++++ EXERCISE MATERIALS

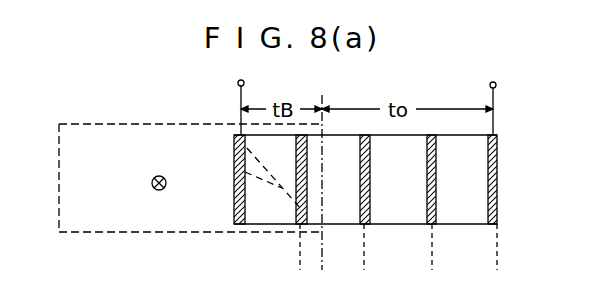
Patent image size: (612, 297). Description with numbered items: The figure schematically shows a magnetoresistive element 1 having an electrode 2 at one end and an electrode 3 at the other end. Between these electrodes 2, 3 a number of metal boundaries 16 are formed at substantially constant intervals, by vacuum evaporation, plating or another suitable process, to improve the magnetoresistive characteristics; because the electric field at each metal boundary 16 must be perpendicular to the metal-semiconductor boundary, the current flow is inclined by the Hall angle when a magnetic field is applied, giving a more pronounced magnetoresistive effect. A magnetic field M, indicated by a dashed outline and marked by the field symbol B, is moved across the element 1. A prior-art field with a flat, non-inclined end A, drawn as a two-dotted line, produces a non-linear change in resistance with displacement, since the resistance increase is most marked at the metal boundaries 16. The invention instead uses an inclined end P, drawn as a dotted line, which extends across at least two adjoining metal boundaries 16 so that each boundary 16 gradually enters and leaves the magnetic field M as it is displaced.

The magnetoresistive element 1 is at (270, 212).
The electrode 2 is at (234, 195).
The electrode 3 is at (497, 205).
The metal boundaries 16 is at (305, 203).
The magnetic field M is at (128, 137).
The magnetic field B is at (150, 185).
The inclined end of magnetic field P is at (236, 173).
The flat end of magnetic field A is at (323, 185).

++++++++

Render the listing above as a two-column CSV with the header row prompt_text,answer_text, one row per listing, putting each value in a single quoted field with line breaks replaced by spaces. Leave the pictures out.

prompt_text,answer_text
"Patent image size: (612, 297). Description with numbered items: The figure schematically shows a magnetoresistive element 1 having an electrode 2 at one end and an electrode 3 at the other end. Between these electrodes 2, 3 a number of metal boundaries 16 are formed at substantially constant intervals, by vacuum evaporation, plating or another suitable process, to improve the magnetoresistive characteristics; because the electric field at each metal boundary 16 must be perpendicular to the metal-semiconductor boundary, the current flow is inclined by the Hall angle when a magnetic field is applied, giving a more pronounced magnetoresistive effect. A magnetic field M, indicated by a dashed outline and marked by the field symbol B, is moved across the element 1. A prior-art field with a flat, non-inclined end A, drawn as a two-dotted line, produces a non-linear change in resistance with displacement, since the resistance increase is most marked at the metal boundaries 16. The invention instead uses an inclined end P, drawn as a dotted line, which extends across at least two adjoining metal boundaries 16 so that each boundary 16 gradually enters and leaves the magnetic field M as it is displaced.","The magnetoresistive element 1 is at (270, 212). The electrode 2 is at (234, 195). The electrode 3 is at (497, 205). The metal boundaries 16 is at (305, 203). The magnetic field M is at (128, 137). The magnetic field B is at (150, 185). The inclined end of magnetic field P is at (236, 173). The flat end of magnetic field A is at (323, 185)."